### Source records
▼
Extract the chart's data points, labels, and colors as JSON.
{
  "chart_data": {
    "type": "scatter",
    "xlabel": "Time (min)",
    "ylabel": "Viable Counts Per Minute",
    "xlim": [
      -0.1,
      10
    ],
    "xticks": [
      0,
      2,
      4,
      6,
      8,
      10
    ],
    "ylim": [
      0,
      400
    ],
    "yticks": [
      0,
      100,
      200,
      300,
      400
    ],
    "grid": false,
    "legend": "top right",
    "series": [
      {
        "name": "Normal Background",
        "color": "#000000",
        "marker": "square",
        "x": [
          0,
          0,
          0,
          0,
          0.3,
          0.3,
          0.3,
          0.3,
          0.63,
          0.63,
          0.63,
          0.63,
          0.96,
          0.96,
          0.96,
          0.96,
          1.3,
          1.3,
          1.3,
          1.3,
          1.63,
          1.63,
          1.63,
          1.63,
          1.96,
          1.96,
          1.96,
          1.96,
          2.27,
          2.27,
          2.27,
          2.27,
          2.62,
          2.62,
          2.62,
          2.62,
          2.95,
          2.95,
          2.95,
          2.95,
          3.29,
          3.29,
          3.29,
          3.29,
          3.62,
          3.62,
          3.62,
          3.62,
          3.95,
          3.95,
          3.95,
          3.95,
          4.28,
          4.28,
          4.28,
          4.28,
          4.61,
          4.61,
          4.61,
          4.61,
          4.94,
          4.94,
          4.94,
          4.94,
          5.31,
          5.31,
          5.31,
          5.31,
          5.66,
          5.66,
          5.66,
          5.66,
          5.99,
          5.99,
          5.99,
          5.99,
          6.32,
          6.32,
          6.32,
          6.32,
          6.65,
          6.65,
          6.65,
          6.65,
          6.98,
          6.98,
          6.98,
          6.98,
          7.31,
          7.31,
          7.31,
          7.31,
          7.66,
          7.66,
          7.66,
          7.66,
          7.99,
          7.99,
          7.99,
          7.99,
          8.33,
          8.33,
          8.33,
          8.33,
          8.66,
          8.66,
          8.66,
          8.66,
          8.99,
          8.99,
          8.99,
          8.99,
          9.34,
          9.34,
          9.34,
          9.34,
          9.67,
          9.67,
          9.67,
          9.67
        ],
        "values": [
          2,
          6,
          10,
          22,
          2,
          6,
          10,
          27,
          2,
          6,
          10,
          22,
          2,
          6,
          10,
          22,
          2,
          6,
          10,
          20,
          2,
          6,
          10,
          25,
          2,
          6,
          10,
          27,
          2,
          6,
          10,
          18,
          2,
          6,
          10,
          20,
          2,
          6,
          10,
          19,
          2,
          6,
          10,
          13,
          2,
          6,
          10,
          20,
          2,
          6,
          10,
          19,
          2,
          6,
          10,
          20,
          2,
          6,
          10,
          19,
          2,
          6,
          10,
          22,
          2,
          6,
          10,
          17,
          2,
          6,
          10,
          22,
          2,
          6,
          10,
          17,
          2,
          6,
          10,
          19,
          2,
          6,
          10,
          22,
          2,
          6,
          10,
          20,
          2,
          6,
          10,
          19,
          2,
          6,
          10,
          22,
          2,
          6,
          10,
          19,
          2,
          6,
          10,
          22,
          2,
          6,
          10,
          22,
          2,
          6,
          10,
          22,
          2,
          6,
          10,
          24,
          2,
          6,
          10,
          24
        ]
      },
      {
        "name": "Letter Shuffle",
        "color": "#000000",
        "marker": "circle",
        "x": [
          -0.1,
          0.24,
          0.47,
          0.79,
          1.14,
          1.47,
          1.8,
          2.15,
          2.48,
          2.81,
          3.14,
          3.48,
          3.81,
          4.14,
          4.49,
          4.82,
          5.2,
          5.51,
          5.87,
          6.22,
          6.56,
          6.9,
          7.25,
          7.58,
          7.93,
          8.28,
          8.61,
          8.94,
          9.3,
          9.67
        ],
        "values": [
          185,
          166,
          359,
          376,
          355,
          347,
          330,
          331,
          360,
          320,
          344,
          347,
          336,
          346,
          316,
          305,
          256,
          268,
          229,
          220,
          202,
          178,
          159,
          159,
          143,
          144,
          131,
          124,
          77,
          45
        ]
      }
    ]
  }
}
▲
### The problem
Collect the complete line wherever the string "name" appears in the records.

### Final answer
        "name": "Normal Background",
        "name": "Letter Shuffle",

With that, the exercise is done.